### WHAT NEEDS TO BE DONE
Work out how many lines have "Параметър" in them. Give only that number.

Stored data:
>>>>>

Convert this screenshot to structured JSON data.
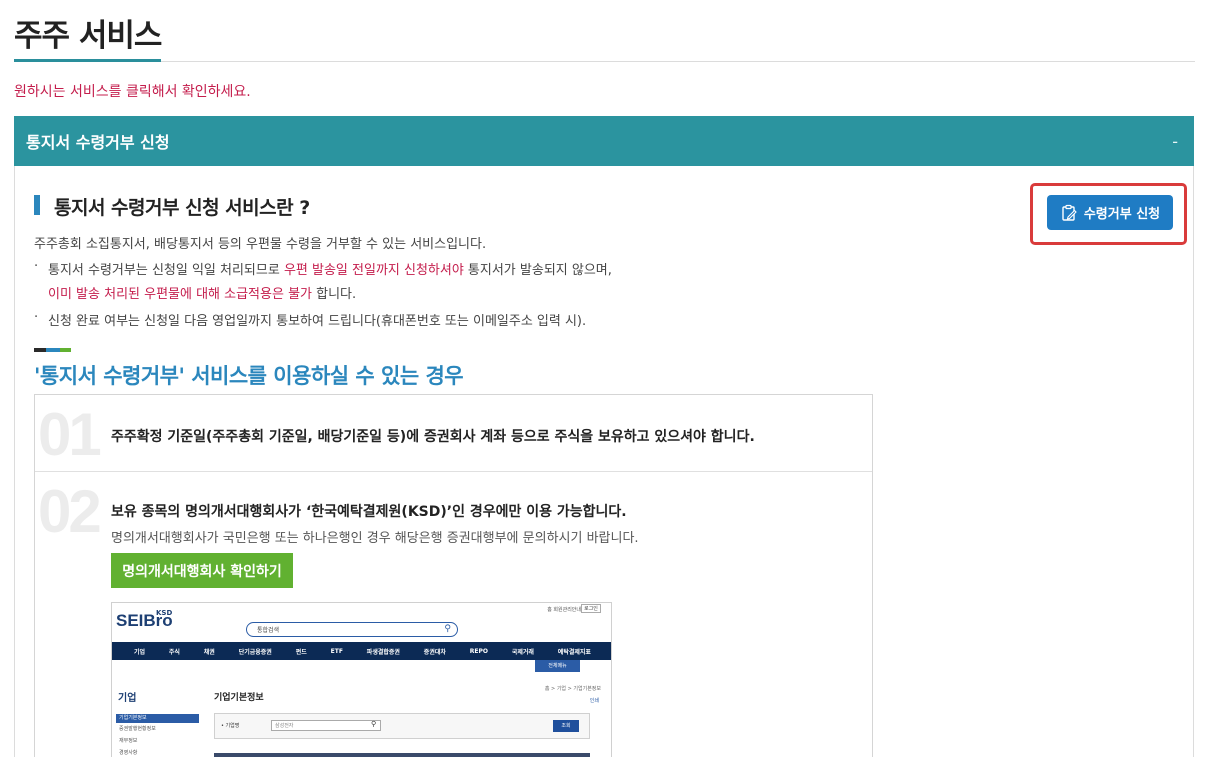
{
  "page": {
    "title": "주주 서비스",
    "guide": "원하시는 서비스를 클릭해서 확인하세요."
  },
  "accordion": {
    "title": "통지서 수령거부 신청",
    "toggle": "-"
  },
  "section": {
    "title": "통지서 수령거부 신청 서비스란 ?",
    "intro": "주주총회 소집통지서, 배당통지서 등의 우편물 수령을 거부할 수 있는 서비스입니다.",
    "bullet1_a": "통지서 수령거부는 신청일 익일 처리되므로 ",
    "bullet1_red": "우편 발송일 전일까지 신청하셔야",
    "bullet1_b": " 통지서가 발송되지 않으며,",
    "bullet1_line2_red": "이미 발송 처리된 우편물에 대해 소급적용은 불가",
    "bullet1_line2_b": " 합니다.",
    "bullet2": "신청 완료 여부는 신청일 다음 영업일까지 통보하여 드립니다(휴대폰번호 또는 이메일주소 입력 시).",
    "bullet_mark": "·"
  },
  "apply_button": {
    "label": "수령거부 신청"
  },
  "usage": {
    "title": "'통지서 수령거부' 서비스를 이용하실 수 있는 경우",
    "cases": [
      {
        "num": "01",
        "text": "주주확정 기준일(주주총회 기준일, 배당기준일 등)에 증권회사 계좌 등으로 주식을 보유하고 있으셔야 합니다."
      },
      {
        "num": "02",
        "text": "보유 종목의 명의개서대행회사가 ‘한국예탁결제원(KSD)’인 경우에만 이용 가능합니다.",
        "sub": "명의개서대행회사가 국민은행 또는 하나은행인 경우 해당은행 증권대행부에 문의하시기 바랍니다."
      }
    ],
    "check_button": "명의개서대행회사 확인하기"
  },
  "mockup": {
    "logo": "SEIBro",
    "logo_ksd": "KSD",
    "search_select": "통합검색",
    "top_links": "홈   회원관리안내",
    "top_button": "로그인",
    "nav": [
      "기업",
      "주식",
      "채권",
      "단기금융증권",
      "펀드",
      "ETF",
      "파생결합증권",
      "증권대차",
      "REPO",
      "국제거래",
      "예탁결제지표"
    ],
    "menu_button": "전체메뉴",
    "lnb_title": "기업",
    "lnb_items": [
      "기업기본정보",
      "증권발행현황정보",
      "재무정보",
      "경영사항"
    ],
    "content_title": "기업기본정보",
    "crumb": "홈 > 기업 > 기업기본정보",
    "print": "인쇄",
    "form_label": "• 기업명",
    "form_value": "삼성전자",
    "form_button": "조회"
  },
  "colors": {
    "accent_teal": "#2b949f",
    "accent_blue": "#2b87bd",
    "highlight_red": "#c41d4c",
    "apply_blue": "#1f7cc4",
    "frame_red": "#d93b3b",
    "green": "#61b131"
  }
}
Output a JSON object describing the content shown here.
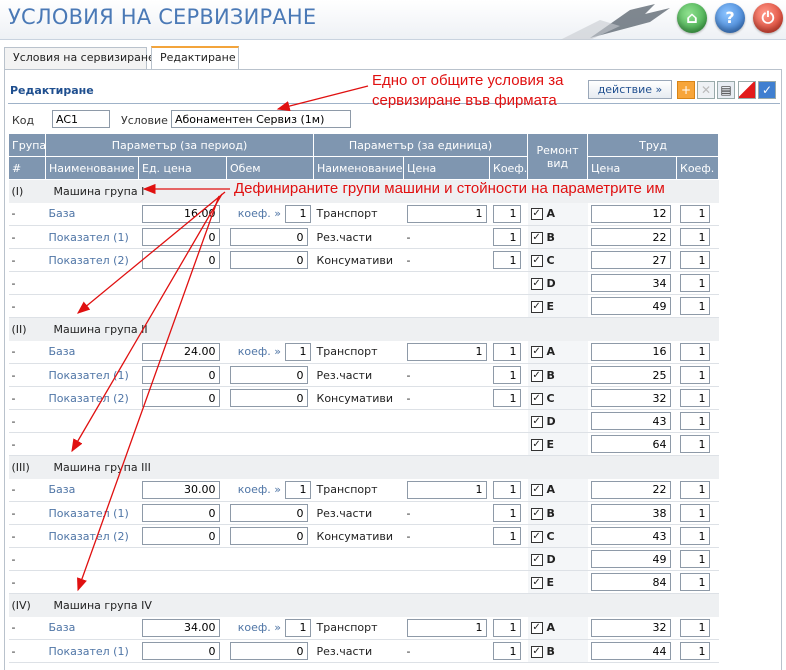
{
  "app": {
    "title": "УСЛОВИЯ НА СЕРВИЗИРАНЕ"
  },
  "header_buttons": [
    {
      "icon": "home-icon"
    },
    {
      "icon": "help-icon",
      "glyph": "?"
    },
    {
      "icon": "power-icon"
    }
  ],
  "tabs": [
    {
      "label": "Условия на сервизиране",
      "active": false
    },
    {
      "label": "Редактиране",
      "active": true
    }
  ],
  "section": {
    "title": "Редактиране"
  },
  "toolbar": {
    "action_label": "действие »"
  },
  "form": {
    "code_label": "Код",
    "code_value": "AC1",
    "cond_label": "Условие",
    "cond_value": "Абонаментен Сервиз (1м)"
  },
  "table": {
    "h1": {
      "group": "Група",
      "period": "Параметър (за период)",
      "unit": "Параметър (за единица)",
      "repair": "Ремонт вид",
      "labor": "Труд"
    },
    "h2": {
      "num": "#",
      "name": "Наименование",
      "unit_price": "Ед. цена",
      "volume": "Обем",
      "name2": "Наименование",
      "price": "Цена",
      "coef": "Коеф.",
      "labor_price": "Цена",
      "labor_coef": "Коеф."
    },
    "koef_label": "коеф. »",
    "groups": [
      {
        "num": "(I)",
        "name": "Машина група I",
        "rows": [
          {
            "dash": "-",
            "p_name": "База",
            "p_price": "16.00",
            "p_vol": "1",
            "u_name": "Транспорт",
            "u_price": "1",
            "u_coef": "1",
            "r_type": "A",
            "l_price": "12",
            "l_coef": "1"
          },
          {
            "dash": "-",
            "p_name": "Показател (1)",
            "p_price": "0",
            "p_vol": "0",
            "u_name": "Рез.части",
            "u_price": "-",
            "u_coef": "1",
            "r_type": "B",
            "l_price": "22",
            "l_coef": "1"
          },
          {
            "dash": "-",
            "p_name": "Показател (2)",
            "p_price": "0",
            "p_vol": "0",
            "u_name": "Консумативи",
            "u_price": "-",
            "u_coef": "1",
            "r_type": "C",
            "l_price": "27",
            "l_coef": "1"
          },
          {
            "dash": "-",
            "r_type": "D",
            "l_price": "34",
            "l_coef": "1"
          },
          {
            "dash": "-",
            "r_type": "E",
            "l_price": "49",
            "l_coef": "1"
          }
        ]
      },
      {
        "num": "(II)",
        "name": "Машина група II",
        "rows": [
          {
            "dash": "-",
            "p_name": "База",
            "p_price": "24.00",
            "p_vol": "1",
            "u_name": "Транспорт",
            "u_price": "1",
            "u_coef": "1",
            "r_type": "A",
            "l_price": "16",
            "l_coef": "1"
          },
          {
            "dash": "-",
            "p_name": "Показател (1)",
            "p_price": "0",
            "p_vol": "0",
            "u_name": "Рез.части",
            "u_price": "-",
            "u_coef": "1",
            "r_type": "B",
            "l_price": "25",
            "l_coef": "1"
          },
          {
            "dash": "-",
            "p_name": "Показател (2)",
            "p_price": "0",
            "p_vol": "0",
            "u_name": "Консумативи",
            "u_price": "-",
            "u_coef": "1",
            "r_type": "C",
            "l_price": "32",
            "l_coef": "1"
          },
          {
            "dash": "-",
            "r_type": "D",
            "l_price": "43",
            "l_coef": "1"
          },
          {
            "dash": "-",
            "r_type": "E",
            "l_price": "64",
            "l_coef": "1"
          }
        ]
      },
      {
        "num": "(III)",
        "name": "Машина група III",
        "rows": [
          {
            "dash": "-",
            "p_name": "База",
            "p_price": "30.00",
            "p_vol": "1",
            "u_name": "Транспорт",
            "u_price": "1",
            "u_coef": "1",
            "r_type": "A",
            "l_price": "22",
            "l_coef": "1"
          },
          {
            "dash": "-",
            "p_name": "Показател (1)",
            "p_price": "0",
            "p_vol": "0",
            "u_name": "Рез.части",
            "u_price": "-",
            "u_coef": "1",
            "r_type": "B",
            "l_price": "38",
            "l_coef": "1"
          },
          {
            "dash": "-",
            "p_name": "Показател (2)",
            "p_price": "0",
            "p_vol": "0",
            "u_name": "Консумативи",
            "u_price": "-",
            "u_coef": "1",
            "r_type": "C",
            "l_price": "43",
            "l_coef": "1"
          },
          {
            "dash": "-",
            "r_type": "D",
            "l_price": "49",
            "l_coef": "1"
          },
          {
            "dash": "-",
            "r_type": "E",
            "l_price": "84",
            "l_coef": "1"
          }
        ]
      },
      {
        "num": "(IV)",
        "name": "Машина група IV",
        "rows": [
          {
            "dash": "-",
            "p_name": "База",
            "p_price": "34.00",
            "p_vol": "1",
            "u_name": "Транспорт",
            "u_price": "1",
            "u_coef": "1",
            "r_type": "A",
            "l_price": "32",
            "l_coef": "1"
          },
          {
            "dash": "-",
            "p_name": "Показател (1)",
            "p_price": "0",
            "p_vol": "0",
            "u_name": "Рез.части",
            "u_price": "-",
            "u_coef": "1",
            "r_type": "B",
            "l_price": "44",
            "l_coef": "1"
          }
        ]
      }
    ]
  },
  "annotations": {
    "callout1_line1": "Едно от общите условия за",
    "callout1_line2": "сервизиране във фирмата",
    "callout2": "Дефинираните групи машини и стойности на параметрите им",
    "color": "#e01010"
  }
}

<<<<<

### CORRECT OUTPUT
2